#### Page excerpt
╔══

I suspect whether or not Kajillionaire will speak to viewers will ultimately depend on how attuned one is to July’s trademarked quirky and deeply iconoclastic universe, a world she began crafting as early as 2005 with her Sundance hit Me and You and Everyone We Know.  

Above: The Assistant

That Sundance should steer clear from politics is a point festival founder Robert Redford has already stressed at length in previous years. But such reticence—real or theoretical as it may be—seemed all the more ironic in an edition that hosted a panoply of gripping calls to action and timely “issue” films, including “the first great movie about Me Too,” as per Alison Willmore’s Vulture review of Kitty Green’s The Assistant. In what unfolds like a thriller, Jane (Julia Garner) spends her long workday serving as the assistant to a Weinstein-like head of a film-production company, struggling to negotiate her role vis-à-vis her predator boss. Curiously, the man is never shown, a choice which, for Willmore, underscores “that the man himself is less psychologically interesting than the people around him, and how they’ve learned to tolerate, accommodate, rationalize away, or internalize his behavior.” Crucially, this blanking out extends to Jane as well. The young woman appears defined by the most superficial markers—a white Northwestern graduate aspiring to be a producer—and her name is seldom used by her (male) coworkers. Over at The New Yorker, Richard Brody notes that the strategy “suggests a deliberate dehumanization, a de-identification of Jane with herself.” It also elicits a chilling effect:

It leaves Jane as a silhouette onto which viewers can project themselves. The movie becomes a sort of agonized game, within the virtual framing device of self-reflection: How would you feel, and what would you do?

╚══

#### Data excerpts
╔══

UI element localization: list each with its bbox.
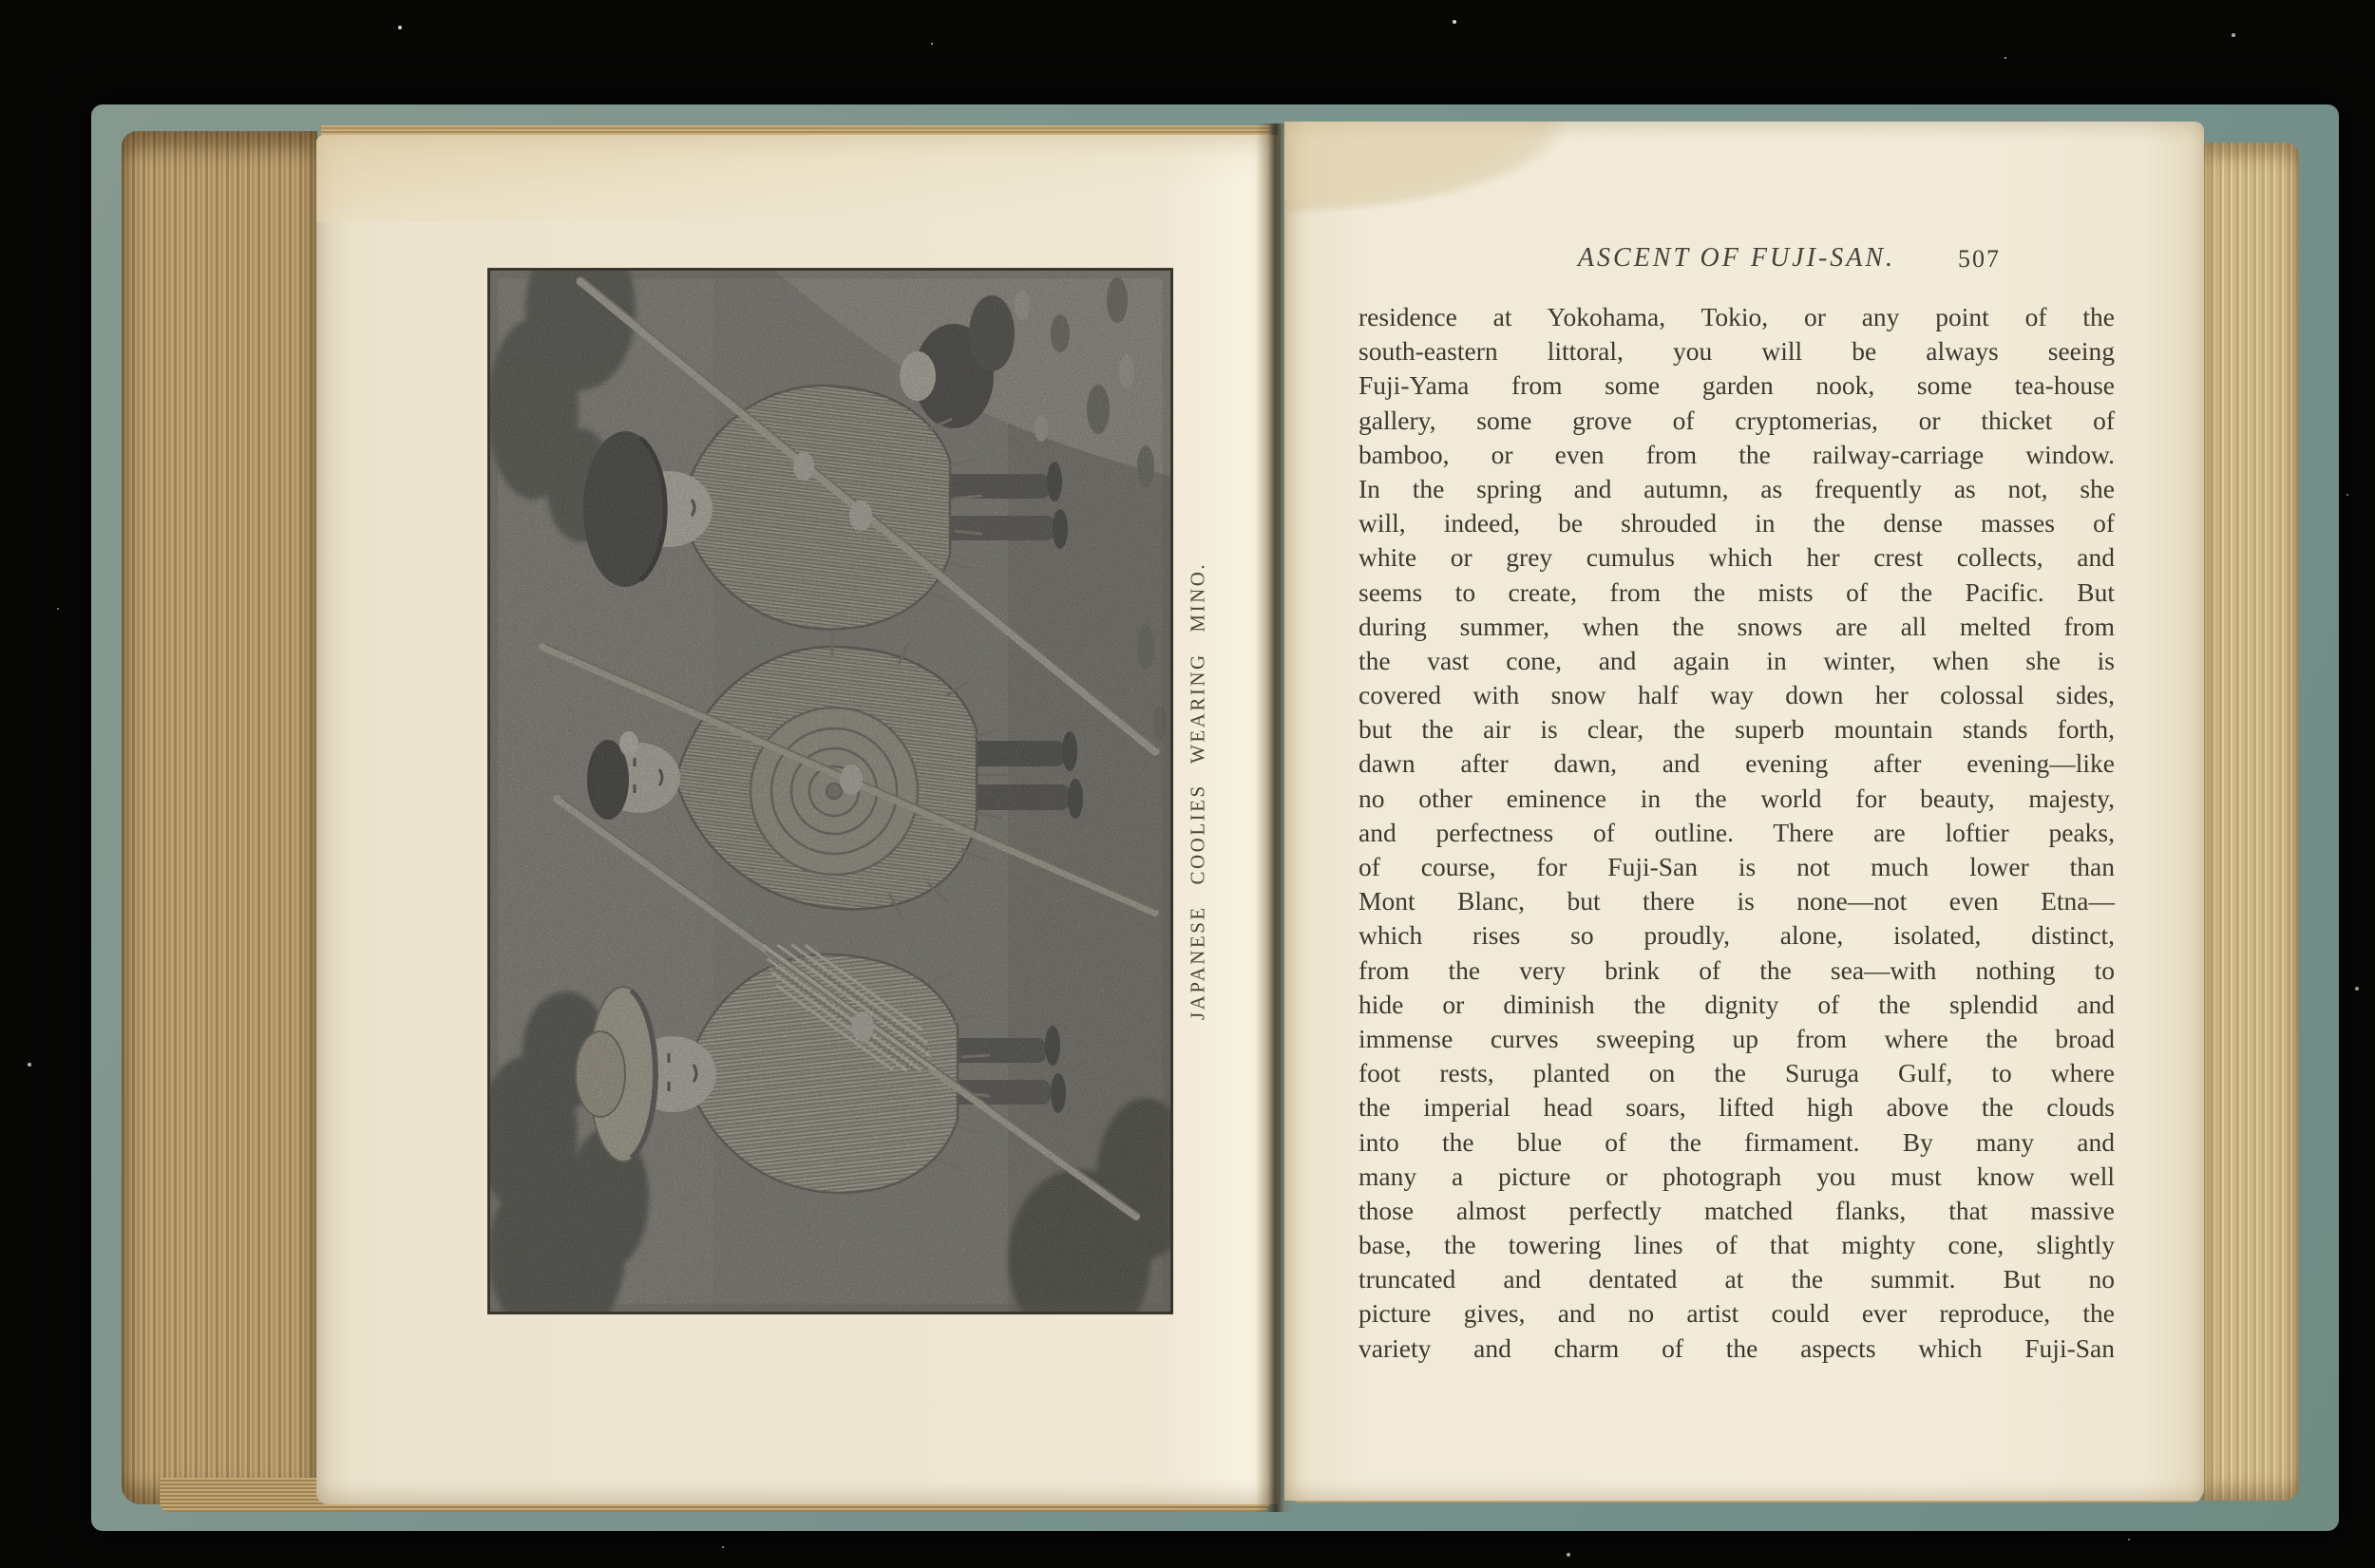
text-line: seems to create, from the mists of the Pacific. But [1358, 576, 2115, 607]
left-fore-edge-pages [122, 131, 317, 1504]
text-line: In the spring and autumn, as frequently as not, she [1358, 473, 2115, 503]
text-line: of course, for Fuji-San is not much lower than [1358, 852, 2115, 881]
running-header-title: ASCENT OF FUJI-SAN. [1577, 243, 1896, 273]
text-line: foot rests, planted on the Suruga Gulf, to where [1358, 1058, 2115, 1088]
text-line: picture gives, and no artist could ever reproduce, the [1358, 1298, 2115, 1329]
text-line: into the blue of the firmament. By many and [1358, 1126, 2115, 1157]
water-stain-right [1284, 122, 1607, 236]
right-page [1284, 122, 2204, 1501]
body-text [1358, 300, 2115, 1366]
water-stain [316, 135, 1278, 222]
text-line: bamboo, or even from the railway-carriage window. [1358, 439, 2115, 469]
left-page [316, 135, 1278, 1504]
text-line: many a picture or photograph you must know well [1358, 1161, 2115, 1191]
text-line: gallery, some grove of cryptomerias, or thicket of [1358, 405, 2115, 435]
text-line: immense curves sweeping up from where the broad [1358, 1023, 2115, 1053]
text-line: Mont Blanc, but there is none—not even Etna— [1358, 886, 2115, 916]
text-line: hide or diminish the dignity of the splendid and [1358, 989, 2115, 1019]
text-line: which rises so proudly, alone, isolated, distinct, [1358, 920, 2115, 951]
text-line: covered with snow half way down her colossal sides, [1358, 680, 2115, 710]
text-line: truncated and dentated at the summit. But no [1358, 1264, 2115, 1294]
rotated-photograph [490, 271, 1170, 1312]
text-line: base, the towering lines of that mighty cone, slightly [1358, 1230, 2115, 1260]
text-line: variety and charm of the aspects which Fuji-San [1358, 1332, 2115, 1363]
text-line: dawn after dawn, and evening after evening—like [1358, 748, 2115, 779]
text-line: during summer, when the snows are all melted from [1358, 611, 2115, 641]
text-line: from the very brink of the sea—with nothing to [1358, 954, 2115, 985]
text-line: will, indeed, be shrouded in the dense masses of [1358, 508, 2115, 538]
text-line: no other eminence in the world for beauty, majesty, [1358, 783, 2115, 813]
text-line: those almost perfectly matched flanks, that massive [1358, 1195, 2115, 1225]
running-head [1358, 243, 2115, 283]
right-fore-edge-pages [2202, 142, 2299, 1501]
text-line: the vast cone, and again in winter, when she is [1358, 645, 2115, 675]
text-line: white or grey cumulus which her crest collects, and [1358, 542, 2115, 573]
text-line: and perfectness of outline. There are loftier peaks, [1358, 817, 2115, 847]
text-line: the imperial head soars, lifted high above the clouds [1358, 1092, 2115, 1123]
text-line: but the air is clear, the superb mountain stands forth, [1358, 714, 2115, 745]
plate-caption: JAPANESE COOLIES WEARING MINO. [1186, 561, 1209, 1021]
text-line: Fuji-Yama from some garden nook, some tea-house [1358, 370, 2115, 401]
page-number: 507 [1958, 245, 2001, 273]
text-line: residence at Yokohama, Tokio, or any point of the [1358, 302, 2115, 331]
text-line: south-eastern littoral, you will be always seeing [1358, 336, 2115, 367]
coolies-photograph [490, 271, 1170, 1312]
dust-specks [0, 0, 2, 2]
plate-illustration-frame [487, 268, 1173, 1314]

╚══
╔══

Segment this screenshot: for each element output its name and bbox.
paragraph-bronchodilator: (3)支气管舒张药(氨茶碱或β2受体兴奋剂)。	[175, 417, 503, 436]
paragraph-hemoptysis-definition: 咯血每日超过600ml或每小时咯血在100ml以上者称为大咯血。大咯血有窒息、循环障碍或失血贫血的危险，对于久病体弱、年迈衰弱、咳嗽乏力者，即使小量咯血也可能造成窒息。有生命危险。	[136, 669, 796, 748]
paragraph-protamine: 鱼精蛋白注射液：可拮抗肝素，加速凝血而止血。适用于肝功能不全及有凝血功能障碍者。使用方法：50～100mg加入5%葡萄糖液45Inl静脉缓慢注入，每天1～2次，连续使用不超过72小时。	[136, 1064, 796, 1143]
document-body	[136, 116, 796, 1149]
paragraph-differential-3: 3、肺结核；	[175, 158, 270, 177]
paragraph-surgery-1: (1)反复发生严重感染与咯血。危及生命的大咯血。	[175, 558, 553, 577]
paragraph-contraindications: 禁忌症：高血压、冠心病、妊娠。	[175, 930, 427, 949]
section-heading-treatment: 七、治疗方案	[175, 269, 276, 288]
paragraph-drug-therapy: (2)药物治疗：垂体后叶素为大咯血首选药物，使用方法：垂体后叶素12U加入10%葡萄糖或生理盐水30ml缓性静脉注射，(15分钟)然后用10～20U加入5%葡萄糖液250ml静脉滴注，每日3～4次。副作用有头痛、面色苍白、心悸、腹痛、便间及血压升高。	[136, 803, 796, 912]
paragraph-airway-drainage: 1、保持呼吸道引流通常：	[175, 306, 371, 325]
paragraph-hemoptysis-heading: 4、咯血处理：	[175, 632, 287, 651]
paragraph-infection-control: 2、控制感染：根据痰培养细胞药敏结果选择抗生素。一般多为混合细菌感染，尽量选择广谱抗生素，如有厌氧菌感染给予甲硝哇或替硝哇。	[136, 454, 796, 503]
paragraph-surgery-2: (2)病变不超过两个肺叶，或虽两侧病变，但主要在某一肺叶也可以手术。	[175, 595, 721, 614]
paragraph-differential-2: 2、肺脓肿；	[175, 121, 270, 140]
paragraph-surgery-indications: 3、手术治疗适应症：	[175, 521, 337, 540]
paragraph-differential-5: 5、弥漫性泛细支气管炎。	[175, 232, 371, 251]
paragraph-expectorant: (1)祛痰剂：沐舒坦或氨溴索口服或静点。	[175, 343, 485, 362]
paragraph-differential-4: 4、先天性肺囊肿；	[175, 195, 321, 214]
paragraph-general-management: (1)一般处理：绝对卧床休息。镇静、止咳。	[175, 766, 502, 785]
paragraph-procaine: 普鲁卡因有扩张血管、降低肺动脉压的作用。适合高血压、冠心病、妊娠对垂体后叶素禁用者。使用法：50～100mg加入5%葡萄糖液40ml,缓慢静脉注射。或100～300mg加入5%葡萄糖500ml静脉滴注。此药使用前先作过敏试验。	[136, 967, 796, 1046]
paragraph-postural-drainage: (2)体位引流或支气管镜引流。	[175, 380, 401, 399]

╚══

#### What to do
1. Can you set down the records exactly, from the line with "text-line: seems to" up to and including the line with "water-stain [316, 135, 1278, 222]"?
2. How would you resume the Sundance film review, starting right after its final sentence?
The Sundance film review and the records are unrelated material.

#### Per-task answers
1.
text-line: seems to create, from the mists of the Pacific. But [1358, 576, 2115, 607]
left-fore-edge-pages [122, 131, 317, 1504]
text-line: In the spring and autumn, as frequently as not, she [1358, 473, 2115, 503]
text-line: of course, for Fuji-San is not much lower than [1358, 852, 2115, 881]
running-header-title: ASCENT OF FUJI-SAN. [1577, 243, 1896, 273]
text-line: foot rests, planted on the Suruga Gulf, to where [1358, 1058, 2115, 1088]
text-line: picture gives, and no artist could ever reproduce, the [1358, 1298, 2115, 1329]
text-line: into the blue of the firmament. By many and [1358, 1126, 2115, 1157]
water-stain-right [1284, 122, 1607, 236]
right-page [1284, 122, 2204, 1501]
body-text [1358, 300, 2115, 1366]
water-stain [316, 135, 1278, 222]

2.
But do these elisions and blanking out leave The Assistant’s well equipped to reckon with the current #MeToo zeitgeist? At Variety, Peter Debruge contends this is hardly the case. “This is no time for subtlety,” he argues, adding that the “exasperatingly low-key look at gender dynamics in the workplace” might stand as a case of “too little, too late.” Yes, the world needs films that reckon “with the way that those who don’t speak up become passive enablers (...) but it needs for them to be dynamic, dramatic, and more empowering overall.”

Browsing through reviews and dispatches several time zones away from Sundance, the debate around The Assistant and its relationship with #MeToo strikes me as one of the most intriguing ones to have come out of Park City this year. Yet the movement’s influence was also felt in what turned out to be one of Sundance’s biggest conversation pieces. Written and directed by former Killing Eve show runner Emerald Fennell, Promising Young Woman stars Carey Mulligan as Cassie, a small-town predators’ predator who shows up at bars pretending to be drunk only to exact her revenge from the self-proclaimed “nice guys” who try to take advantage of her. But the film, “certainly on the more commercial end of the fare on offer at Sundance this year,” according to Richard Lawson at Variety, is far smarter and sophisticated than the vigilante vendetta it promised on paper. In fact, as noted by A.A. Dowd at The A.V. Club, “the film’s mainstream sheen actually works for, and not against, its provocations”, as Fennell seems to enjoy subverting conventions and complicating our identification with Cassie, pushing her avenging angel into some uncomfortably dark terrain.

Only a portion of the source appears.